━━ The records

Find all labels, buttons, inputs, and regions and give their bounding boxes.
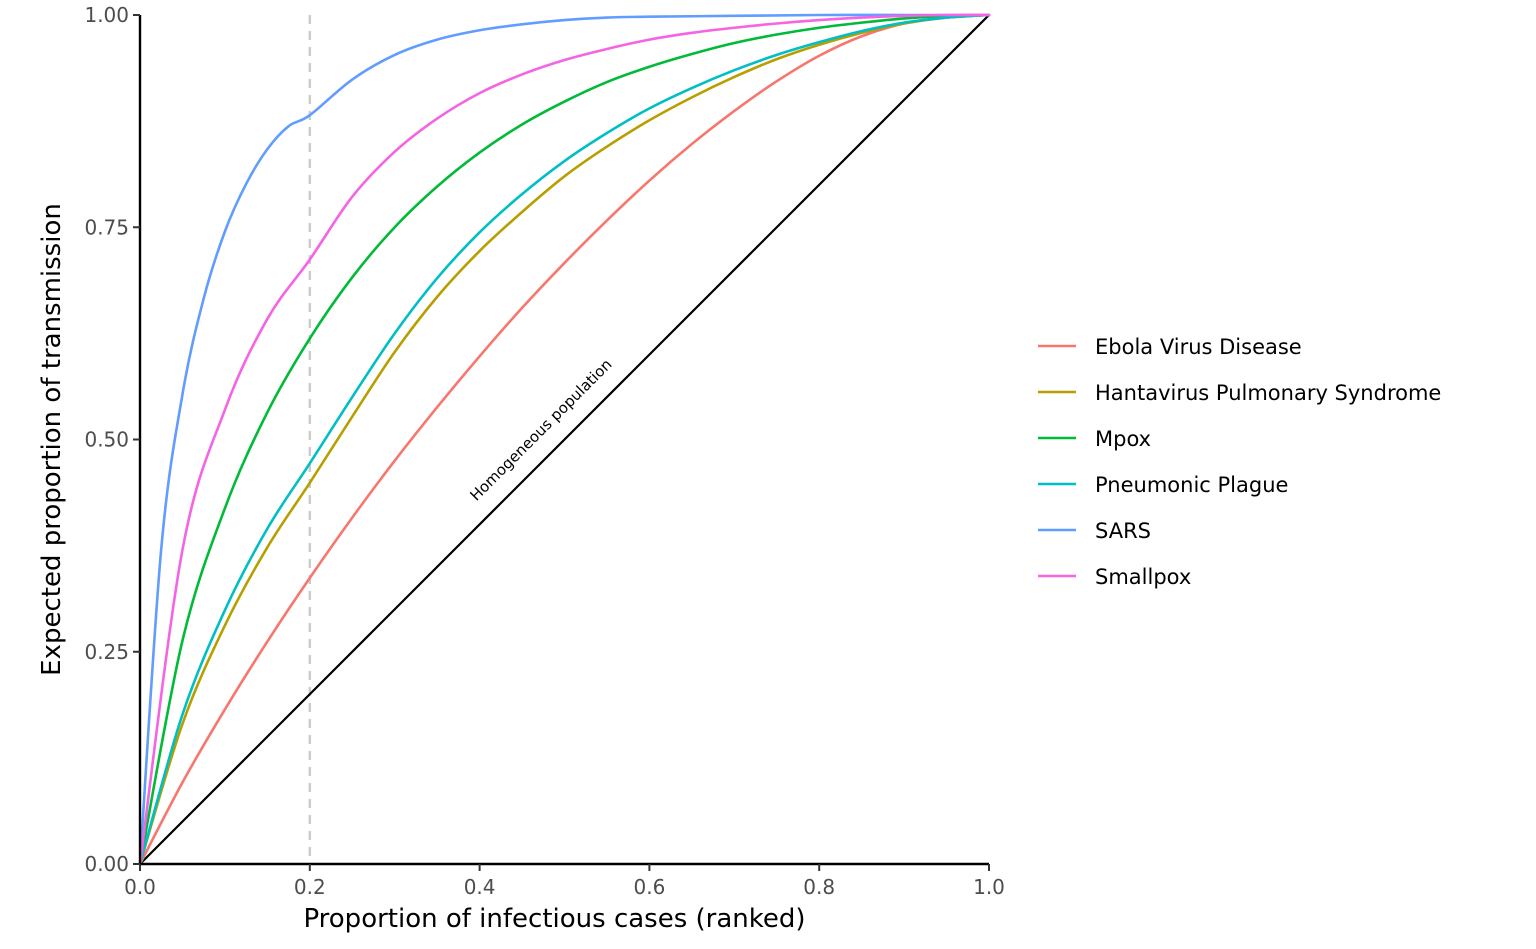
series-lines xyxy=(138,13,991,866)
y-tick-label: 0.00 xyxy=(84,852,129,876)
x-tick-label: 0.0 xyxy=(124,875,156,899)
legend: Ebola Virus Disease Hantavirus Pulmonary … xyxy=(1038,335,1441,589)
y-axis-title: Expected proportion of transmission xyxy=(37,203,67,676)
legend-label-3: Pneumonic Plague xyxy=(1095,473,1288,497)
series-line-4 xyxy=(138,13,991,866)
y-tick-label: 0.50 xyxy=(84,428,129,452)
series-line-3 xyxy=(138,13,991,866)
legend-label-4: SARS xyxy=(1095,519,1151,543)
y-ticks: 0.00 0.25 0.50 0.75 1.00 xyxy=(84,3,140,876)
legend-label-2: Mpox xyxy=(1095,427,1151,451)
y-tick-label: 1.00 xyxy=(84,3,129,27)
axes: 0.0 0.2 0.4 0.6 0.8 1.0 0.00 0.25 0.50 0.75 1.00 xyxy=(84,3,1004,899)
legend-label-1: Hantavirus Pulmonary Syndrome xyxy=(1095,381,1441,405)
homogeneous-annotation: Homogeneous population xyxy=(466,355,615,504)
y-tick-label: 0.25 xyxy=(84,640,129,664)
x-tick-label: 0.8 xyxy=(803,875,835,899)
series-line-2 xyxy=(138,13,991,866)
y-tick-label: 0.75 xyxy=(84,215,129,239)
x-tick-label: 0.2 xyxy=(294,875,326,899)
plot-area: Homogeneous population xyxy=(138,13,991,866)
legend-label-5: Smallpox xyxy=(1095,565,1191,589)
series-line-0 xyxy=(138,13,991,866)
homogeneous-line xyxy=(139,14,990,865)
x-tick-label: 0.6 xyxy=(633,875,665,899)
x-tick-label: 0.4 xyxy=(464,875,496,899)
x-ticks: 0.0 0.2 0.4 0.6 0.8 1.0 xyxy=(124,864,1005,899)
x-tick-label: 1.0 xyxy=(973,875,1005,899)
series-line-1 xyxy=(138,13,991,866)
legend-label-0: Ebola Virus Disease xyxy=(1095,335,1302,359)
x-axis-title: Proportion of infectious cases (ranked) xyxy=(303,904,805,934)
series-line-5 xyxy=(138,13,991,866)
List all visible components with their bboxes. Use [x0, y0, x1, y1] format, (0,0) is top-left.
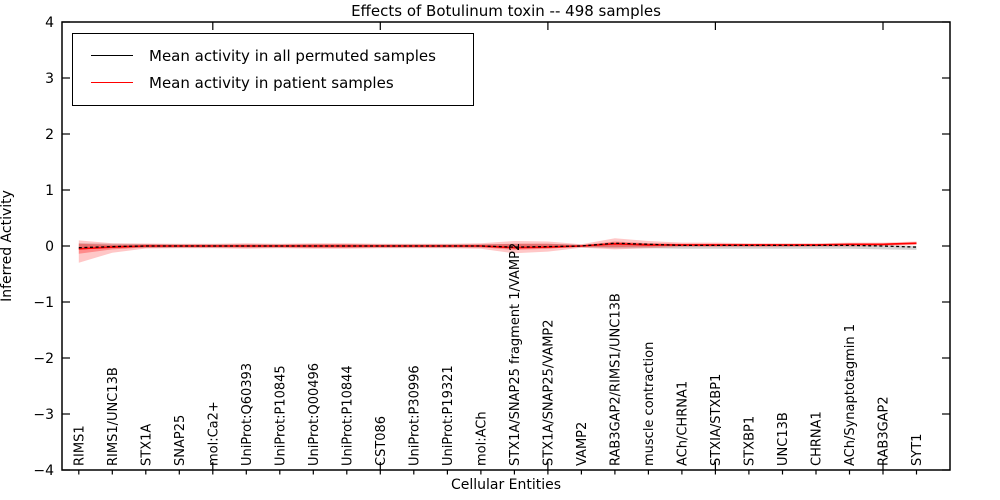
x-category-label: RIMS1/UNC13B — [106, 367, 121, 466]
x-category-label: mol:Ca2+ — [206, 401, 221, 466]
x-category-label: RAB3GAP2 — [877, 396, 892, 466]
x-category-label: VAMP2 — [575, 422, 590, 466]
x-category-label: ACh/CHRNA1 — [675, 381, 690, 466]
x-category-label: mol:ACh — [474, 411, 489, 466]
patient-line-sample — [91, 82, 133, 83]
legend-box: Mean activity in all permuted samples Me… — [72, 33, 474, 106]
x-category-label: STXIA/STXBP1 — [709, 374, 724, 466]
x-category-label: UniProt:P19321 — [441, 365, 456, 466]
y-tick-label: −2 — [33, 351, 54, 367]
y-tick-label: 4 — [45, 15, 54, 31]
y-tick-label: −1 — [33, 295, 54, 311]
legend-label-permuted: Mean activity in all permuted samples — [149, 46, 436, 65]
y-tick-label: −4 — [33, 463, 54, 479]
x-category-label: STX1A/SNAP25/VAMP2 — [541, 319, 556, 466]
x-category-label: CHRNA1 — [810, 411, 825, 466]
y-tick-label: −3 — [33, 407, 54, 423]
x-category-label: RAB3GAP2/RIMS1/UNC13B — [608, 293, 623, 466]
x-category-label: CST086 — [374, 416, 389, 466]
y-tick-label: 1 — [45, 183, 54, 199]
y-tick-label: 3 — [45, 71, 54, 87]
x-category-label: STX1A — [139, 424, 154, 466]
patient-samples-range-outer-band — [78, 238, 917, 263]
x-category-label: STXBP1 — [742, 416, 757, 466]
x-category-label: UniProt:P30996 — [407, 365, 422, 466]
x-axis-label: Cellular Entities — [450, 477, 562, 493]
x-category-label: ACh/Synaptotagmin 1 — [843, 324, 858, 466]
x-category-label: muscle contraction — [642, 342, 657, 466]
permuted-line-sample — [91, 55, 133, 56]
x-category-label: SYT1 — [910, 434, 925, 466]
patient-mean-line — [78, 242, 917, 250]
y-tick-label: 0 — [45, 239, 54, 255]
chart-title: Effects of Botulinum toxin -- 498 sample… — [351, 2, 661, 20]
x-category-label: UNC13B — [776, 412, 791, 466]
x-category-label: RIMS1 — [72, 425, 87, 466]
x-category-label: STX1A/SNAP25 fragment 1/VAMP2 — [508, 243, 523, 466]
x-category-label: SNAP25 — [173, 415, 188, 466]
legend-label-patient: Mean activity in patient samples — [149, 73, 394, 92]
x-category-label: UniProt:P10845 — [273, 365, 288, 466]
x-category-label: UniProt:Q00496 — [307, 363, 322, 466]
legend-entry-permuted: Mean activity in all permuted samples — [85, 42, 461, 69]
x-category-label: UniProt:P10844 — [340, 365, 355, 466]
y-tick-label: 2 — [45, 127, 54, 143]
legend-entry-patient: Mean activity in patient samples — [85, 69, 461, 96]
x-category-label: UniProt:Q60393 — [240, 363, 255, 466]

━━━━

=== What the task requires ===
Your answer should consist only of the count of lines in the data that contain "title".

=== Output ===
3